▸ **Directions**
Your reply should be one number: the count of lines holding the word "ylabel".

Figure dataset records:
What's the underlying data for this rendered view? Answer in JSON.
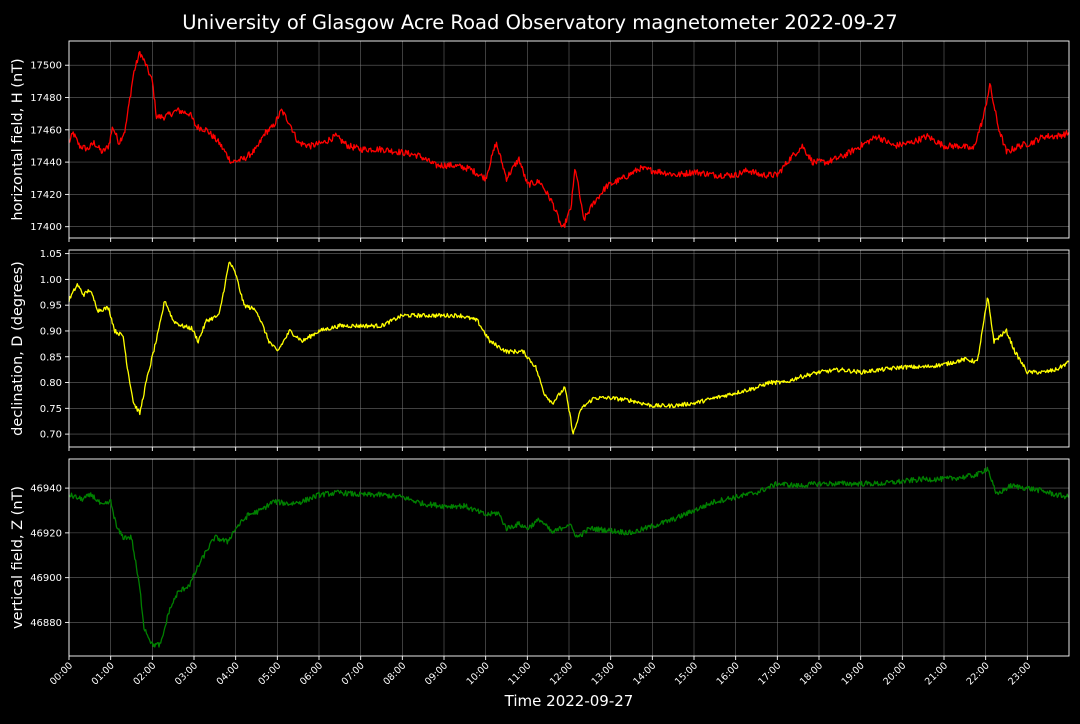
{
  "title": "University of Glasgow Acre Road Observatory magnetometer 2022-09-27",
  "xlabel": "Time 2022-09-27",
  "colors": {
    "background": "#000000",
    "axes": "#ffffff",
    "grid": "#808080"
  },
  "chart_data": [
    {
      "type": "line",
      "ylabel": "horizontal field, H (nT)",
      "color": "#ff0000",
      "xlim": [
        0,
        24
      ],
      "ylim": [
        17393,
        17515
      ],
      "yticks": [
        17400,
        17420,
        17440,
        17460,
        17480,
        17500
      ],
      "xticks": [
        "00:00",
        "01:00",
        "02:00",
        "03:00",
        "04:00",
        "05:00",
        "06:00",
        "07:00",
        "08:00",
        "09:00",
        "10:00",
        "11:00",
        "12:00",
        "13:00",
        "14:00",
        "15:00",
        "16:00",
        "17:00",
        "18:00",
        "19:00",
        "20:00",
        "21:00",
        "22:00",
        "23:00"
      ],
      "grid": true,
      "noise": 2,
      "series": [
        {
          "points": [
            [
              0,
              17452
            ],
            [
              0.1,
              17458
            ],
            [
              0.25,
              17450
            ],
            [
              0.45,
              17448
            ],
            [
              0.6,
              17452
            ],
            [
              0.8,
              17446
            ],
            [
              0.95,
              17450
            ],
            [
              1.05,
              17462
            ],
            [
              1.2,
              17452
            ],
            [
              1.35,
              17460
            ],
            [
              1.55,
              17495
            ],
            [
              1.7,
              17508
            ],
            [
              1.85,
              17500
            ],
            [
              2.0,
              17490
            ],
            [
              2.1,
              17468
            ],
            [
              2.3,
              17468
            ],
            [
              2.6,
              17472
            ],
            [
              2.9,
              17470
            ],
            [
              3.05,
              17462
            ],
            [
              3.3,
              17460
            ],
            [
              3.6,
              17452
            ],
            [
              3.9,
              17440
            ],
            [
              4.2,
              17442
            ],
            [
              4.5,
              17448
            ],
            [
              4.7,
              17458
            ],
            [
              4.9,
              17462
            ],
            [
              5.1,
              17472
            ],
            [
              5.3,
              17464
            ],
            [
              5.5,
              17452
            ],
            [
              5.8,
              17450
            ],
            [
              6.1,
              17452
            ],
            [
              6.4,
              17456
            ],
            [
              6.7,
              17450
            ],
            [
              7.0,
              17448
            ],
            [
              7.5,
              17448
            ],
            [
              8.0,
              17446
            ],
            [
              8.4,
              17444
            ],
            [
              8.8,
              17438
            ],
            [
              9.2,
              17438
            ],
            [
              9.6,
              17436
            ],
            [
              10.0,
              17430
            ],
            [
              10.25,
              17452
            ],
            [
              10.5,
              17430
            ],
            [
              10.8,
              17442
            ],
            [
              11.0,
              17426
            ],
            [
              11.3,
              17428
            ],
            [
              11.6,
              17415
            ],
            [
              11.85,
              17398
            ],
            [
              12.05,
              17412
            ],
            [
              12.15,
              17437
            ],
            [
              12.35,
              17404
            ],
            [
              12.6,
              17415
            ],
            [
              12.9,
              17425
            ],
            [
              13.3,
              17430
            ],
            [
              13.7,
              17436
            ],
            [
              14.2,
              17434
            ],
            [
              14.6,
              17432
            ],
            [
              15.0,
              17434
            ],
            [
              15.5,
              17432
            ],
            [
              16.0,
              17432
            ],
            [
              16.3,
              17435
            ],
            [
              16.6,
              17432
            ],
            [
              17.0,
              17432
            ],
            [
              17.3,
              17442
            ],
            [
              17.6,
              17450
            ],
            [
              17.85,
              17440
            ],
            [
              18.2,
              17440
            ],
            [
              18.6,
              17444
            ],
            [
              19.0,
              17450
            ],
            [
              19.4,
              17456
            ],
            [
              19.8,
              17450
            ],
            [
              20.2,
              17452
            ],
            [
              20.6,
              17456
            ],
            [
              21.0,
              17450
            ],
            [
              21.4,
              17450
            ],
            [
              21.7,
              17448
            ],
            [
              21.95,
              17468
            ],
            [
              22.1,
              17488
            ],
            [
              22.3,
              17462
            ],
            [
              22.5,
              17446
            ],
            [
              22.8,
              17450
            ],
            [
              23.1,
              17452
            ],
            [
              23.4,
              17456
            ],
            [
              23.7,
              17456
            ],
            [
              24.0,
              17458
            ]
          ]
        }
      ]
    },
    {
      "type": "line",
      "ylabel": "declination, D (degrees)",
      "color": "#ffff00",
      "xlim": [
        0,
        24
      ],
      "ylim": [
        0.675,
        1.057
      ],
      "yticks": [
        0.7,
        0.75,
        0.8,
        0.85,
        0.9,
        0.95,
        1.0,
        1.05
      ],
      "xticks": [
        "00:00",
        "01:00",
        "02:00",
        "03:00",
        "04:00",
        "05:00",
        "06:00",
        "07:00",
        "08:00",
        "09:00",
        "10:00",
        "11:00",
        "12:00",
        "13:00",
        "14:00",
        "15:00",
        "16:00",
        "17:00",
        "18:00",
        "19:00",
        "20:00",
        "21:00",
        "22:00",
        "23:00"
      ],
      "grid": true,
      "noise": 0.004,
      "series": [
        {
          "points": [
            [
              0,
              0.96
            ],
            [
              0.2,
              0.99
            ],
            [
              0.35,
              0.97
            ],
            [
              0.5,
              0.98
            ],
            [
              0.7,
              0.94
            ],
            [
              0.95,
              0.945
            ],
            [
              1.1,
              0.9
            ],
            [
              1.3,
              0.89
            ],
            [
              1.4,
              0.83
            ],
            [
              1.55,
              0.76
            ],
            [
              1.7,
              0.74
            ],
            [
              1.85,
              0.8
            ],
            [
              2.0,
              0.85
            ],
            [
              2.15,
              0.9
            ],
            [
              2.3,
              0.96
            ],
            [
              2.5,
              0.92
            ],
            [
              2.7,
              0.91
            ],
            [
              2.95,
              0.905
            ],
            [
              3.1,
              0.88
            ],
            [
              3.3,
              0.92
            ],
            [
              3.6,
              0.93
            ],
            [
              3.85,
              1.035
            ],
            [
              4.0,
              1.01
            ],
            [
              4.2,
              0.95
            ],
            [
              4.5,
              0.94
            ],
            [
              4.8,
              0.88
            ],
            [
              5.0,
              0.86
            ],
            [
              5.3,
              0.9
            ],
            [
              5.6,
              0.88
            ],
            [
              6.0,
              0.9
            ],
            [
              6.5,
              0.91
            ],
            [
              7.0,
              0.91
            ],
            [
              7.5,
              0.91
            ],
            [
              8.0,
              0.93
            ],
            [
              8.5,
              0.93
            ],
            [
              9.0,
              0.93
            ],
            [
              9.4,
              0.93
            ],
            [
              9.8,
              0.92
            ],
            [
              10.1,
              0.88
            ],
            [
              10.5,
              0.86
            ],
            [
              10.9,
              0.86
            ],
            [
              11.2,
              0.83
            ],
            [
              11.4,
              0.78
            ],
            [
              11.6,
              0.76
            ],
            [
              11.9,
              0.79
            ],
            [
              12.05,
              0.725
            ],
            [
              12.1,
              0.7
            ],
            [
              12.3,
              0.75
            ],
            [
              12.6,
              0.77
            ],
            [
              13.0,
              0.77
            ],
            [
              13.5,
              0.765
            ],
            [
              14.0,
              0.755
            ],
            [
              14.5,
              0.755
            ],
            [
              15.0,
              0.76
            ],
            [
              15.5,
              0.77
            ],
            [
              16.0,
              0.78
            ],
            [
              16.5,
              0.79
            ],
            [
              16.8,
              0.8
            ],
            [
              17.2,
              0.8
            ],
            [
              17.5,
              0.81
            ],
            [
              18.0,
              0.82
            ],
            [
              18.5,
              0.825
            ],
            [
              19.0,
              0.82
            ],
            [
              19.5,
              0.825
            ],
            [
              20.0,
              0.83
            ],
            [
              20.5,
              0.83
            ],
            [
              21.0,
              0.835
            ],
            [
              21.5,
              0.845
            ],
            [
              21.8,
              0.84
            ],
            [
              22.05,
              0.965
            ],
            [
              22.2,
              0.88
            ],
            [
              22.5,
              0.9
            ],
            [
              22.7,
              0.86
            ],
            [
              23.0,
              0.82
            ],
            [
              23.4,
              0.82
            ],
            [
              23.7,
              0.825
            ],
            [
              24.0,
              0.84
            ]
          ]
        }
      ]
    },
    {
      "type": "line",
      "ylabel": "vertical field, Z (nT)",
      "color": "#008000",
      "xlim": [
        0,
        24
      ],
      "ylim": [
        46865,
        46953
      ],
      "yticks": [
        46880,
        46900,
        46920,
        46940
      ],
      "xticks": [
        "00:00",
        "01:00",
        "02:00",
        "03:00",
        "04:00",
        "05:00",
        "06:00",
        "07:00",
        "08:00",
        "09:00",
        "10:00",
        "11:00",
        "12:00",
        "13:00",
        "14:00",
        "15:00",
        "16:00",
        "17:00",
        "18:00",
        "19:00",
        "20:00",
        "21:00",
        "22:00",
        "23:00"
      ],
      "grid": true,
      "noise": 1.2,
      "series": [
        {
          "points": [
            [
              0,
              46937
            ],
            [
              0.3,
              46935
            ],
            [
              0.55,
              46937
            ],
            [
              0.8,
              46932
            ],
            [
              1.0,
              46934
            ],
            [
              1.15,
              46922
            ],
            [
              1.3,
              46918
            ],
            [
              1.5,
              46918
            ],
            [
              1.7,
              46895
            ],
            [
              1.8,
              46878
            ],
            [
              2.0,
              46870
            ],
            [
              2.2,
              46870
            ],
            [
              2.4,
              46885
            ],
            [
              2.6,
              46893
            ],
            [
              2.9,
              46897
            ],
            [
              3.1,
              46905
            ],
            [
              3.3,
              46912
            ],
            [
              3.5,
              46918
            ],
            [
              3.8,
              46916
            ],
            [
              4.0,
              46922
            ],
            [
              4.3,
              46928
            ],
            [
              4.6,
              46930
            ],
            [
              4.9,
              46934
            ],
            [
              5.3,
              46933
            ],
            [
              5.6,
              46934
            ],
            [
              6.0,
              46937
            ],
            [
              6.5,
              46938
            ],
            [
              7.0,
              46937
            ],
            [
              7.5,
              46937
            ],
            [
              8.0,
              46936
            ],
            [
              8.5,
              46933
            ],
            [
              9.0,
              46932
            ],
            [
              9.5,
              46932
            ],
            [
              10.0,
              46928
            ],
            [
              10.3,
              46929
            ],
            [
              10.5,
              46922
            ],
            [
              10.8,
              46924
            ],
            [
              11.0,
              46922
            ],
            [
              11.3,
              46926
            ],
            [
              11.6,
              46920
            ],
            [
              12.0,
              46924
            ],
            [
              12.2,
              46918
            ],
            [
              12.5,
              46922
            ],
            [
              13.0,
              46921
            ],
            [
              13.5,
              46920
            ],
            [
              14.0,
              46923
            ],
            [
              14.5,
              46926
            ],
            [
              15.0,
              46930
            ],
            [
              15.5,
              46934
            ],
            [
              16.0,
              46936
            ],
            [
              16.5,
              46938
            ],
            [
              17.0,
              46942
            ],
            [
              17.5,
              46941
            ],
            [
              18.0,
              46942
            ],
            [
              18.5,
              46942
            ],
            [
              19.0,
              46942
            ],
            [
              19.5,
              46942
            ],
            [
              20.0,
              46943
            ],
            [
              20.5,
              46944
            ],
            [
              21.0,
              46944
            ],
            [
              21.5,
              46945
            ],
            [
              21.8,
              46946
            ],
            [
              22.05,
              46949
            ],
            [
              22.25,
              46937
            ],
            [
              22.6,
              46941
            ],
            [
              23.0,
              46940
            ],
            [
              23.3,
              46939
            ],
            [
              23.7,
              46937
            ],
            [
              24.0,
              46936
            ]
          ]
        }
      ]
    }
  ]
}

▸ **Complete output**
3